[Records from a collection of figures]

━━━━━━━━━━━━━━━━━━━━

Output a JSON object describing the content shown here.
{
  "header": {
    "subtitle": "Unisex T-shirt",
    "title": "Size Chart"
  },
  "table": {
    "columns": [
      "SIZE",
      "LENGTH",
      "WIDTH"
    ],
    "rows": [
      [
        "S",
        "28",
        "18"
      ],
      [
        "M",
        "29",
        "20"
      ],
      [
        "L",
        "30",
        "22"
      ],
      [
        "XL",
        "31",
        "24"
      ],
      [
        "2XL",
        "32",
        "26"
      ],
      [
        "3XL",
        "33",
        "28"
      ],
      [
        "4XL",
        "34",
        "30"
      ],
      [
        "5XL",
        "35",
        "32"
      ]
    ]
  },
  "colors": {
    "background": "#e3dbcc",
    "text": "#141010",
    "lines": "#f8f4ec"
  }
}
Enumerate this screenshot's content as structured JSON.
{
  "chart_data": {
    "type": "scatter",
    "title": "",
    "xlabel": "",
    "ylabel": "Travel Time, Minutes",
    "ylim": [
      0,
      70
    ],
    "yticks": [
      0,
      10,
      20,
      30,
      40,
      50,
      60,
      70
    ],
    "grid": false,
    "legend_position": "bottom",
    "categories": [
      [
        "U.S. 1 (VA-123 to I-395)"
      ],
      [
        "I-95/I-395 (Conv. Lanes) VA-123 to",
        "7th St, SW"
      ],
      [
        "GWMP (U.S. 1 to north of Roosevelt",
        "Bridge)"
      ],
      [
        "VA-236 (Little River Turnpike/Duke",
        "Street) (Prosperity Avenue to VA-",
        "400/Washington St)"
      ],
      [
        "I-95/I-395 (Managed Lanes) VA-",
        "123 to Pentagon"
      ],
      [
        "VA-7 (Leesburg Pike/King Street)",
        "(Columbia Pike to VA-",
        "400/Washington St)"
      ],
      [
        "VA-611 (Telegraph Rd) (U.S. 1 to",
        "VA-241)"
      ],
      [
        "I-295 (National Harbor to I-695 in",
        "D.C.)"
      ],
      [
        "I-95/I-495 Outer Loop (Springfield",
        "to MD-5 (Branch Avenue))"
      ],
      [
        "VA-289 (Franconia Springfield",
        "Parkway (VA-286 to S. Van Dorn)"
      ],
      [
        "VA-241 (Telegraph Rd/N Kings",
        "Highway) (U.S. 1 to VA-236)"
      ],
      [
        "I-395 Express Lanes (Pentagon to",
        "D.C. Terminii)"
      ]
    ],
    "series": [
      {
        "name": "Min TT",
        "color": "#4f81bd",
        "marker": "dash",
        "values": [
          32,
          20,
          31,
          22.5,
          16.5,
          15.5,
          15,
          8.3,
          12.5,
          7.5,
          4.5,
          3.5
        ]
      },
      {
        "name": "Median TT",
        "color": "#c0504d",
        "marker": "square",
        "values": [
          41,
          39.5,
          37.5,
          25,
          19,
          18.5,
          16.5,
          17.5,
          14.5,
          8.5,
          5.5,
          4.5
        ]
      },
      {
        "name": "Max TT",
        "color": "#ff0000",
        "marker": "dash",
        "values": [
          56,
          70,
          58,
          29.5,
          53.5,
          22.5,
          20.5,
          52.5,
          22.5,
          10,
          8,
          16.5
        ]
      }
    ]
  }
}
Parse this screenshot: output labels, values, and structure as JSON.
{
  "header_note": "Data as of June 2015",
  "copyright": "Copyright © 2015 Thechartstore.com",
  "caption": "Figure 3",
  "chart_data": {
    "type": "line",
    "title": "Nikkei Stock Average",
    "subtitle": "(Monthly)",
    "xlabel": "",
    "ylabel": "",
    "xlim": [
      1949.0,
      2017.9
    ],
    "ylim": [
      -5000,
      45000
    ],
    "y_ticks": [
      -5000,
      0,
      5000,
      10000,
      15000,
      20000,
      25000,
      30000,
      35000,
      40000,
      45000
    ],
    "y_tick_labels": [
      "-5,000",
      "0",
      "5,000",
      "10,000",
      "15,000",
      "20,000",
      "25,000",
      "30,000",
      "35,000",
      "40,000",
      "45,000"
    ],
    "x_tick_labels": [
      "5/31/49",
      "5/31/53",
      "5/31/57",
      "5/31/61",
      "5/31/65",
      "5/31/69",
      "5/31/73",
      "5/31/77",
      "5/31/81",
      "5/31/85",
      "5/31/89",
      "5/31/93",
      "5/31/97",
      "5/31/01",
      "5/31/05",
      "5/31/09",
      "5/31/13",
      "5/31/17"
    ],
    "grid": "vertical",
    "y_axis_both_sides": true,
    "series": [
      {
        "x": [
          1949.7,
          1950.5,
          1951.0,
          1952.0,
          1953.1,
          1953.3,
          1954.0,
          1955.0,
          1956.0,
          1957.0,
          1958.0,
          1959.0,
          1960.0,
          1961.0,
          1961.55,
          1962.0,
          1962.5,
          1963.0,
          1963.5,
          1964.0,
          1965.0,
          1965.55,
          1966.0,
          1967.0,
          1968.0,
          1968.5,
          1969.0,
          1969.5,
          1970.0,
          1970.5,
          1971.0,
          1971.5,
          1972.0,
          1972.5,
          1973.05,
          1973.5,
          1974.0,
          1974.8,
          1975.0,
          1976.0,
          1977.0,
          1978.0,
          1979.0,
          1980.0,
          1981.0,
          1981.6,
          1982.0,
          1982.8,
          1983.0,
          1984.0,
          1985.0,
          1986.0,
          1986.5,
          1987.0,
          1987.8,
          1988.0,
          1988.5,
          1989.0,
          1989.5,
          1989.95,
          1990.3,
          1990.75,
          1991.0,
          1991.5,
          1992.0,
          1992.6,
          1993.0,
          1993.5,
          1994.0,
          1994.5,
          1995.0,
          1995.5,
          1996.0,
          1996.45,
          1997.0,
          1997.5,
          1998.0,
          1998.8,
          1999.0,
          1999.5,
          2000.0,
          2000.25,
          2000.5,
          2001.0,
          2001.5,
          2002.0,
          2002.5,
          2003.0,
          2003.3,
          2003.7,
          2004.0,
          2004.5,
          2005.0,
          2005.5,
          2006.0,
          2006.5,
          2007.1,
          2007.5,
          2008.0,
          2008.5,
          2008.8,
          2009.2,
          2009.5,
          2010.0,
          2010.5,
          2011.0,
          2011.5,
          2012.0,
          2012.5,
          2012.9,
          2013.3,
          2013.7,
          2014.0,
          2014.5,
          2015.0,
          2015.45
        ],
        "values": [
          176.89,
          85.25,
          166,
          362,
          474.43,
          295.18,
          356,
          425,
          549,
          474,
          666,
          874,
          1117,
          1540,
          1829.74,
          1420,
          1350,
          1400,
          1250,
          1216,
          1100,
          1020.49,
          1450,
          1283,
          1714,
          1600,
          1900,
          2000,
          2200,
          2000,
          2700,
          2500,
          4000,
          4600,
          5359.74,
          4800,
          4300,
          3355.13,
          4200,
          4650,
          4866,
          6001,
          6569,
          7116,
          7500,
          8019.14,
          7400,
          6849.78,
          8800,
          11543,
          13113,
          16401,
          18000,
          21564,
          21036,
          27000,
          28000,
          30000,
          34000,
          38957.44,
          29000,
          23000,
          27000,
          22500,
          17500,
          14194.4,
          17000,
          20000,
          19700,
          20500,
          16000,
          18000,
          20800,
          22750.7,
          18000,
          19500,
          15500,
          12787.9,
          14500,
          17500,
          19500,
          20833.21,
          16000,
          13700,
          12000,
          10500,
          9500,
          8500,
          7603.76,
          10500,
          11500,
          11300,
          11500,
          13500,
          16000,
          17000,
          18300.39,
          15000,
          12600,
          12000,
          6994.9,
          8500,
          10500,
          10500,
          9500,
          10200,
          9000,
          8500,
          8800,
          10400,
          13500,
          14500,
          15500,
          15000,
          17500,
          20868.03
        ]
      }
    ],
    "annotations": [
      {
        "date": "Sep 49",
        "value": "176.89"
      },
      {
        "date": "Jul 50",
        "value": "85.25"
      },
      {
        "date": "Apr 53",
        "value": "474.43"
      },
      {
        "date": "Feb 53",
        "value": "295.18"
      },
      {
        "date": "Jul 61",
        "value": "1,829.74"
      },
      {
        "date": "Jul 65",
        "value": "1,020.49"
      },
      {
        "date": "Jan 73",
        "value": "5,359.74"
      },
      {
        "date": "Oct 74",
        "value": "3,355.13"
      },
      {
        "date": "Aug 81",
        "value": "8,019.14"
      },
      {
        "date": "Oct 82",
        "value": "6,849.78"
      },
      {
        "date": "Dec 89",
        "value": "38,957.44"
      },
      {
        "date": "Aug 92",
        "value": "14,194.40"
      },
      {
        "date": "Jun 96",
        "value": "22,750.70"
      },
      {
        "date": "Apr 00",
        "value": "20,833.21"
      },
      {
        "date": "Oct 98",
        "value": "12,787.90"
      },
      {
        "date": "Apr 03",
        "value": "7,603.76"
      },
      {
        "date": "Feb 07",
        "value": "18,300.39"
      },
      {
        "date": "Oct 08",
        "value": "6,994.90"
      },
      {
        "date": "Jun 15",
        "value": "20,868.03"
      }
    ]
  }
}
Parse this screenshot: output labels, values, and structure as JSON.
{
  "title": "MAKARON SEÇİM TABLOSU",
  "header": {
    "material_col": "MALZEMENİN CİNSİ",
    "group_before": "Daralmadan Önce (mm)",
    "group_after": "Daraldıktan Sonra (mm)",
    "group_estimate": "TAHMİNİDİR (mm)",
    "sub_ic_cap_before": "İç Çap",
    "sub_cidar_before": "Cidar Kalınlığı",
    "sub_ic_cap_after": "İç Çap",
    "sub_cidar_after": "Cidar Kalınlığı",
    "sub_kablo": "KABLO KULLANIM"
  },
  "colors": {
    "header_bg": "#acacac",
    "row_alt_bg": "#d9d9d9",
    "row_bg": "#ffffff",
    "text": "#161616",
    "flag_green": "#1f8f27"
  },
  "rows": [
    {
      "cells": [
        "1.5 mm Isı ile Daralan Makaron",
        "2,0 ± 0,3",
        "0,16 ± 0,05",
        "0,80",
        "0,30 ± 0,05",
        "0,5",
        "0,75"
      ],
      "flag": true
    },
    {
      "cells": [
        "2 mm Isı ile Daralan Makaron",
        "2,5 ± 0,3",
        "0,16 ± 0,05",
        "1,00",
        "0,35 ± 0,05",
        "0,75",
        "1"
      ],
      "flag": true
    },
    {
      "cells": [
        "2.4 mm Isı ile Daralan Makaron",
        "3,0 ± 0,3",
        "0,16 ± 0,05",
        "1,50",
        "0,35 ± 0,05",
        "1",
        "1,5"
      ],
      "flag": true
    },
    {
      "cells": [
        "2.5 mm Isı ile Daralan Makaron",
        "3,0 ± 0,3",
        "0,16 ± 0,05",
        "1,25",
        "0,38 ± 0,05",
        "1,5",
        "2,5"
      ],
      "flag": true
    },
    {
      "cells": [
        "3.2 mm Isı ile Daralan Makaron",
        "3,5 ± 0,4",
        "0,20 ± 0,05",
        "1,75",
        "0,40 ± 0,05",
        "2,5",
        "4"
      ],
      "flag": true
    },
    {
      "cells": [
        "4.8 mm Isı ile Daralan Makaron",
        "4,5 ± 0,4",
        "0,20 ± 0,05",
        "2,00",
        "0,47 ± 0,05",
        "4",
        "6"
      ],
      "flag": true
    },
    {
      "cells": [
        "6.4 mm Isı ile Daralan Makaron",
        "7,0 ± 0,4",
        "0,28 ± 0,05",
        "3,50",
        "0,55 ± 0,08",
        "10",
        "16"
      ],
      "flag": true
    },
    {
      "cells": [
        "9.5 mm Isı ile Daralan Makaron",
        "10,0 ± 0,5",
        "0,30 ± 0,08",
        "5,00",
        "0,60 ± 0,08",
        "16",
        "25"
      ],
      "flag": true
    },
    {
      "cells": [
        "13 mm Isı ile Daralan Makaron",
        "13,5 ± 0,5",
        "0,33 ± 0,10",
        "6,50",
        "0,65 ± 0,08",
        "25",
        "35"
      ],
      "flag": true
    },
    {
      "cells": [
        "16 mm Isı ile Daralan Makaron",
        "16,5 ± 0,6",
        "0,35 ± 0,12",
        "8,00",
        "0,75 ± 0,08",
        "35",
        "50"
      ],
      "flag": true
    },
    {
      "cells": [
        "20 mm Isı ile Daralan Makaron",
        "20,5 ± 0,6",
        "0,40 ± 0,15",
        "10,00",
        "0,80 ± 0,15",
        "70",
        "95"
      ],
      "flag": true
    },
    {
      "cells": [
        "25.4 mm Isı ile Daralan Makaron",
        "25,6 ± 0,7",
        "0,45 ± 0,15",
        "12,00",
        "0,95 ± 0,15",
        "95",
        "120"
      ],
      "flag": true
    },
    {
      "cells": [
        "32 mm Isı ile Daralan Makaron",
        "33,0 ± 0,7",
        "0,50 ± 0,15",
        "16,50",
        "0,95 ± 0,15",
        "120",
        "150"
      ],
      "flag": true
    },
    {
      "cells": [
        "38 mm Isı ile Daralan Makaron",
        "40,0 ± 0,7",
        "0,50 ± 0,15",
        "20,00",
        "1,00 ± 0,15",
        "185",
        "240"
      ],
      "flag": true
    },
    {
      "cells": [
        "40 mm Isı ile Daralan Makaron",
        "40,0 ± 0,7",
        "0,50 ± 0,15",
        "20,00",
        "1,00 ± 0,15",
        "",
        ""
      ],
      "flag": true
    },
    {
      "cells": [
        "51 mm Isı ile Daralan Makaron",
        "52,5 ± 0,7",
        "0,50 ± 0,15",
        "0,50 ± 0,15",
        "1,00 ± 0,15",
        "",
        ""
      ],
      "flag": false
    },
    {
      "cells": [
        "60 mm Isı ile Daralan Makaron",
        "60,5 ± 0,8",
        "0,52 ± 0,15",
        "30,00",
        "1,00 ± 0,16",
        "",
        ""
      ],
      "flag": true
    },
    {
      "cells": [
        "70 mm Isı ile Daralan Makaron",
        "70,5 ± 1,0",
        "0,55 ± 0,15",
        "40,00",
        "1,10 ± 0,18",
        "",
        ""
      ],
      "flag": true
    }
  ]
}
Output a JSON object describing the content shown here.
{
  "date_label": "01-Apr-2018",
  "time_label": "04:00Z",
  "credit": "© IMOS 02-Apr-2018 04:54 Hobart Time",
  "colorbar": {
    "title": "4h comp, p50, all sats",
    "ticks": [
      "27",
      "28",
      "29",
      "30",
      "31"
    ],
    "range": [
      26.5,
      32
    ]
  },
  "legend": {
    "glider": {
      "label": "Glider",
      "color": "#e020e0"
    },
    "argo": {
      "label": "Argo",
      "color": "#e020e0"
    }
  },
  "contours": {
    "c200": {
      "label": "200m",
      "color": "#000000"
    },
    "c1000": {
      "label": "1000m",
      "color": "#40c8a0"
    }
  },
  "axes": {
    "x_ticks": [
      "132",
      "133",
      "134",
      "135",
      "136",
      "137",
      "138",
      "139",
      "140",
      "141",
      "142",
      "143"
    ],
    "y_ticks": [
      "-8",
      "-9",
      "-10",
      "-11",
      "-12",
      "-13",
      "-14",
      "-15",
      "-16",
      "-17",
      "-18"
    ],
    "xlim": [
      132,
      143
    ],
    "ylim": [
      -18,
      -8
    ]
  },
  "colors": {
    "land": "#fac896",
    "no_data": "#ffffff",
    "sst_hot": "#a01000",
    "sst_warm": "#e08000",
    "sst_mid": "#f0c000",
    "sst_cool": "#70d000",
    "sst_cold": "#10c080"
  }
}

━━━━━━━━━━━━━━━━━━━━

> **WORK TO COMPLETE**: Search the entries for the word "Telegraph" and gather every line where it appears.

> **ANSWER TO THE EXERCISE**:
        "VA-611 (Telegraph Rd) (U.S. 1 to",
        "VA-241 (Telegraph Rd/N Kings",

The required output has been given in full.